[Opening Entries supplied section]

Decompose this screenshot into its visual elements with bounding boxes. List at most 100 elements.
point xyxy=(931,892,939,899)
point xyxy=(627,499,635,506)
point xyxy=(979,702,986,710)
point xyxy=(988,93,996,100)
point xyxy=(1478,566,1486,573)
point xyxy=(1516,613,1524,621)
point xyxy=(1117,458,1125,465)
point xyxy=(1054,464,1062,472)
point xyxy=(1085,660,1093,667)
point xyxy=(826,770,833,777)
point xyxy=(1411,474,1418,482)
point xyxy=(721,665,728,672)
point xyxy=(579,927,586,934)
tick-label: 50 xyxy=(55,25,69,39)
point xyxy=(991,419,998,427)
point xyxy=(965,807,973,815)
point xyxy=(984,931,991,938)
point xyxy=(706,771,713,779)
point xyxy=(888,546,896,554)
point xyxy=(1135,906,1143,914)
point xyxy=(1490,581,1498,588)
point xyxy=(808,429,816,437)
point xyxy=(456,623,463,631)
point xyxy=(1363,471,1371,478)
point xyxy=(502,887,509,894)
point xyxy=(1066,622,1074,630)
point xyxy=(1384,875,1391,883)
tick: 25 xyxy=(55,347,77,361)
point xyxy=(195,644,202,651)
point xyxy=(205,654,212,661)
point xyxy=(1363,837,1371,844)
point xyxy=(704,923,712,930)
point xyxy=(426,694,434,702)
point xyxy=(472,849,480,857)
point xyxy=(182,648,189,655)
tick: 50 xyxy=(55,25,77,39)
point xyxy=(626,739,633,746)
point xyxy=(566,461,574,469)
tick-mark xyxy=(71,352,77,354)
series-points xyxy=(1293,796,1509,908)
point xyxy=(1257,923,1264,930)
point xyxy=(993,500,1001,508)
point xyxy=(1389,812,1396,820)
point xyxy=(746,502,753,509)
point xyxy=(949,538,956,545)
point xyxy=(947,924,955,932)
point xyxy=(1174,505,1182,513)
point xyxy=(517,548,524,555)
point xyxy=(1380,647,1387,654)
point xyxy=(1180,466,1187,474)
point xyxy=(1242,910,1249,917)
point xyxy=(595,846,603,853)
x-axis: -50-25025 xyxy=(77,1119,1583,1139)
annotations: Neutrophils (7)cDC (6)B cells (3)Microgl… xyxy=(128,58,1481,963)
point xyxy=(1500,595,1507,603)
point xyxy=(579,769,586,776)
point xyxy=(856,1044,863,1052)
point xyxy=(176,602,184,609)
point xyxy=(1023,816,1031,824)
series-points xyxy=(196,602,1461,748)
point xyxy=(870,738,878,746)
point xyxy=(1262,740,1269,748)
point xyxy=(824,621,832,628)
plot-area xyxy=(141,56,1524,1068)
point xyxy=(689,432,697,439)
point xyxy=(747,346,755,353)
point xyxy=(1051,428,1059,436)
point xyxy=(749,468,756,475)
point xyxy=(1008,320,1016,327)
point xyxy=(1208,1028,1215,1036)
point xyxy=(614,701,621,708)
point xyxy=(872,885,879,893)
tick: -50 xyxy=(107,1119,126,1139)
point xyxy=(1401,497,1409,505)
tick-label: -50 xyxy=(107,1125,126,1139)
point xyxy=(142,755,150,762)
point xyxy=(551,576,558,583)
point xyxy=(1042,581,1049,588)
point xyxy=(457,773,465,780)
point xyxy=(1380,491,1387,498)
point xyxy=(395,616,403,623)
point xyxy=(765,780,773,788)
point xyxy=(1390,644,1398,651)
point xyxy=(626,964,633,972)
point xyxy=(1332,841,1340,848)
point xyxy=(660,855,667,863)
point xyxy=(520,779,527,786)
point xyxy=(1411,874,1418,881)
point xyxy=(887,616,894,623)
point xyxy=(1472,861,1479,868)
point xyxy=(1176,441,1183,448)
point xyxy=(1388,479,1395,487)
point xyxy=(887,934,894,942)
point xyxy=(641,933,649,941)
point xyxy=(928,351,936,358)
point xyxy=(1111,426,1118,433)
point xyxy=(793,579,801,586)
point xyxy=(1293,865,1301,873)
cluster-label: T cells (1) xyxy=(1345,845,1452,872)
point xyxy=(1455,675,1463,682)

[Closing Entries supplied section]

Which lines in the listing have the string "series"? Pick them out and copy them.

series-points xyxy=(1293,796,1509,908)
series-points xyxy=(196,602,1461,748)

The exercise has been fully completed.